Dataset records
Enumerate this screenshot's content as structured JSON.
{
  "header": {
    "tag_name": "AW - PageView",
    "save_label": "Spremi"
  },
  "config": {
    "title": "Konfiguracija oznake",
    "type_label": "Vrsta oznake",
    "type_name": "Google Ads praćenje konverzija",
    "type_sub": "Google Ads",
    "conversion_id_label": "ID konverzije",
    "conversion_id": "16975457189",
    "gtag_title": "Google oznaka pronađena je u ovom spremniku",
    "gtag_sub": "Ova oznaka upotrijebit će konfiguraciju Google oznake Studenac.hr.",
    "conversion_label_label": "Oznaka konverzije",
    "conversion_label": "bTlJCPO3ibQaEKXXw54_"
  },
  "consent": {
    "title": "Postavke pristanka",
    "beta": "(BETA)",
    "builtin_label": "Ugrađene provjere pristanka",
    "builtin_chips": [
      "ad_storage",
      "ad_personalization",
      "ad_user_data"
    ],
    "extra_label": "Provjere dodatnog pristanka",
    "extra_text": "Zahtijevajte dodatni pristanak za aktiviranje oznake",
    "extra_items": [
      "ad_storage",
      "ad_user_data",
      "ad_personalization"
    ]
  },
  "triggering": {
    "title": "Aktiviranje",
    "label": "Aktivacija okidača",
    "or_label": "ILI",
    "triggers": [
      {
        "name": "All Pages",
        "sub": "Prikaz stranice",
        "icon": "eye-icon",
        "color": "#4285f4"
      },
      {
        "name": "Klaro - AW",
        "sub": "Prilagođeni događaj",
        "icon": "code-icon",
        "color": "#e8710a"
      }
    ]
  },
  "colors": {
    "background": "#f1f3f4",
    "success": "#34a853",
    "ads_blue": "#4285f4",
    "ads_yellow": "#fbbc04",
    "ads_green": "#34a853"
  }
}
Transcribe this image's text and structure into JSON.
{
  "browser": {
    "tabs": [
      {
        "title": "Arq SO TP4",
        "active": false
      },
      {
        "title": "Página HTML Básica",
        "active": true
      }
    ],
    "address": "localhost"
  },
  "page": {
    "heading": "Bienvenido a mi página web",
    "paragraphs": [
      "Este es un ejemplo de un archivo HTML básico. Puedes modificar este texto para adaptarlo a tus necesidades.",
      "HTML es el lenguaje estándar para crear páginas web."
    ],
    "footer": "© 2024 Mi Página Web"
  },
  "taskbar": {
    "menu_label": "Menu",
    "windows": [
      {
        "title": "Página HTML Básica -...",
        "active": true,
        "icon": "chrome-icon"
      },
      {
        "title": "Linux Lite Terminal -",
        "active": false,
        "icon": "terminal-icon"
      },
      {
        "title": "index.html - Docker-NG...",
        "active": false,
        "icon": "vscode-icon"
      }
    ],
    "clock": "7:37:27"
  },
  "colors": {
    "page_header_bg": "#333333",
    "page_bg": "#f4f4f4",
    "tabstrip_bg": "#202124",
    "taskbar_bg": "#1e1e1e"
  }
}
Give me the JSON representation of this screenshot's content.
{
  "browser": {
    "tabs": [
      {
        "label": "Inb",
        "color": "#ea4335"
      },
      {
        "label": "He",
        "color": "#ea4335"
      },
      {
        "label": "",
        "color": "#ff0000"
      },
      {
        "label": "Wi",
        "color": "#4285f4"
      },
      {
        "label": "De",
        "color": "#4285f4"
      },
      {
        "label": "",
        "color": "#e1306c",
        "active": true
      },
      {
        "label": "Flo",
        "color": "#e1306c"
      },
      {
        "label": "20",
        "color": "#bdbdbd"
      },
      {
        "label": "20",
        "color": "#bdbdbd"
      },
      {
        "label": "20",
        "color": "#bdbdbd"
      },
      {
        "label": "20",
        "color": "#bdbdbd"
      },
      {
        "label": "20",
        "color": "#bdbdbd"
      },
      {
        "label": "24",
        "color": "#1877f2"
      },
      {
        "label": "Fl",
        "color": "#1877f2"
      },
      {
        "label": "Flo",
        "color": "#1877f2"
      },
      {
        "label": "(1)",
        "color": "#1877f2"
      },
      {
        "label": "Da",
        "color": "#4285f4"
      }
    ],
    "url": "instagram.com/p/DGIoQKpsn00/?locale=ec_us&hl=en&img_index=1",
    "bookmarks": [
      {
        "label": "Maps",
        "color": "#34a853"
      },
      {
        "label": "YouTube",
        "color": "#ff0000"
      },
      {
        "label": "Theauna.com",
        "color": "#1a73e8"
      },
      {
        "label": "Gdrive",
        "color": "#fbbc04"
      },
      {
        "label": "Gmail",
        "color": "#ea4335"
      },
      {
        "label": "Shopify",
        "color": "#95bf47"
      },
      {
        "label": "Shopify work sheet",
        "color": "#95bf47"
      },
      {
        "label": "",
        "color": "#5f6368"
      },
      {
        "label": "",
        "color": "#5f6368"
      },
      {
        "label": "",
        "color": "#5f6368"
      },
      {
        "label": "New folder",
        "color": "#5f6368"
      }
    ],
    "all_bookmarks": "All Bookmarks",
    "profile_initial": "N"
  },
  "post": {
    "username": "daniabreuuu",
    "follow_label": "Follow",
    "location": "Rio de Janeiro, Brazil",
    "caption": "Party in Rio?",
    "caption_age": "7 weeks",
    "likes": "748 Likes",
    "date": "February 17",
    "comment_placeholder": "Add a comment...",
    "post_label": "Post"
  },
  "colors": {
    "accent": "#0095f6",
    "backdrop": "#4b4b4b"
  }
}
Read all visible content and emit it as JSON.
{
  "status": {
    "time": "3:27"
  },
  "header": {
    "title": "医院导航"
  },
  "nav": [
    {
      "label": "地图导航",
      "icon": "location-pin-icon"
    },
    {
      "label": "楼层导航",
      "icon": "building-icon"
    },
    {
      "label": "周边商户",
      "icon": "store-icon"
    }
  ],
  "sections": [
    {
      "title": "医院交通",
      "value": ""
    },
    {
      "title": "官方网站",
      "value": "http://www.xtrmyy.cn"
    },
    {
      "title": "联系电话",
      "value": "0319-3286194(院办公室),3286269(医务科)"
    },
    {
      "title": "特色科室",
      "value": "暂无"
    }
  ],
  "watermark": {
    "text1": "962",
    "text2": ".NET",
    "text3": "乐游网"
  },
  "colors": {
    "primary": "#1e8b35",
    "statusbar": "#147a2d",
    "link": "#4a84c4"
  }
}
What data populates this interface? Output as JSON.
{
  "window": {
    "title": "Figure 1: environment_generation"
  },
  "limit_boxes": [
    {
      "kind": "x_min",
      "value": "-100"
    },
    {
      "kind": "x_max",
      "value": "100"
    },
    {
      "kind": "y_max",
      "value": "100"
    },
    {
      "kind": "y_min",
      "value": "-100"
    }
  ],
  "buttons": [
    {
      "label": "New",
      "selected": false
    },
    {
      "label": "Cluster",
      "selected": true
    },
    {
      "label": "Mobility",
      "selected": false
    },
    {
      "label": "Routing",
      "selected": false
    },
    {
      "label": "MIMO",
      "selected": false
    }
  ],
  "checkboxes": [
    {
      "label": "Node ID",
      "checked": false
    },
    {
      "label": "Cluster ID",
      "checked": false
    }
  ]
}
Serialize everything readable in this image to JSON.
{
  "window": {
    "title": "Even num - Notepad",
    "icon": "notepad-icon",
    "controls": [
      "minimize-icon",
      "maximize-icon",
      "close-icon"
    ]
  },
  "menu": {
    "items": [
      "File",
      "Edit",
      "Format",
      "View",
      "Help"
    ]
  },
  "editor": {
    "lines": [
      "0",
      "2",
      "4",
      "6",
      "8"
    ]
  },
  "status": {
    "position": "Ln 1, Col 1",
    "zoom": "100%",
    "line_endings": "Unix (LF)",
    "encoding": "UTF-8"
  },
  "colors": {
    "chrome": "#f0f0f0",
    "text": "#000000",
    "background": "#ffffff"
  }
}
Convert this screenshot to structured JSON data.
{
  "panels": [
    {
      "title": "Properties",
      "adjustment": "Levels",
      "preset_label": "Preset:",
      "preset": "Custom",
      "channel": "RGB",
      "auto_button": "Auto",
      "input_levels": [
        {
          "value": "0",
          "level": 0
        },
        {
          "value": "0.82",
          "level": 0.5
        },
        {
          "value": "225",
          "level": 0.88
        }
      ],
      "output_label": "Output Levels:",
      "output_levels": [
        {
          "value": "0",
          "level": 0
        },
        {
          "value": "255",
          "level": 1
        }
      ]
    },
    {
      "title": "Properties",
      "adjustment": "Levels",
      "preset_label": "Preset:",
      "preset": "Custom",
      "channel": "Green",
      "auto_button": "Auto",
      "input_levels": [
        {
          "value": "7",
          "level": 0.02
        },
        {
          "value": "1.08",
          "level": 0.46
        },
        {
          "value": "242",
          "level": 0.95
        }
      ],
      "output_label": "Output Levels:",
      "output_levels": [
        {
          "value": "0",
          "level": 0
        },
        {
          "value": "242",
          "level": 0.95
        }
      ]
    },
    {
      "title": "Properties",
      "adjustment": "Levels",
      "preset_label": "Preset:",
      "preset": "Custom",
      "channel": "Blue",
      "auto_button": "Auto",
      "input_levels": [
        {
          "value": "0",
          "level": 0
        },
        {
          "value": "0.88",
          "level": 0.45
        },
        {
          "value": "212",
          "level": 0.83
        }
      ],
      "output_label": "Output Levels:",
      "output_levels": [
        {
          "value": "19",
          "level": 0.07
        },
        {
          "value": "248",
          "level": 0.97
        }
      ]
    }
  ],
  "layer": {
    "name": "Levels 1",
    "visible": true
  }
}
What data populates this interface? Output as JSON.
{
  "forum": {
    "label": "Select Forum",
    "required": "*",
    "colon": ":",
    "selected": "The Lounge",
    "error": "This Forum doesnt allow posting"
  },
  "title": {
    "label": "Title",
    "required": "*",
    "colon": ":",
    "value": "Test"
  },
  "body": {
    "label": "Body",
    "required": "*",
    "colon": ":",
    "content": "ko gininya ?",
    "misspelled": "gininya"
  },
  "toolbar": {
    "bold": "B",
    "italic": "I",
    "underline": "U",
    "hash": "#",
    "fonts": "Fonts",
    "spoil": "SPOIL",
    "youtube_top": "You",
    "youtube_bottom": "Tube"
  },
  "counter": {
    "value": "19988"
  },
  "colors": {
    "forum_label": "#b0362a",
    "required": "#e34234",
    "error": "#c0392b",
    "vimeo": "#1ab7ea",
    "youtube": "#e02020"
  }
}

What you should do. Within the listing above, copy each line that has the string "content".

The solution.
Enumerate this screenshot's content as structured JSON.
Give me the JSON representation of this screenshot's content.
Read all visible content and emit it as JSON.
    "content": "ko gininya ?",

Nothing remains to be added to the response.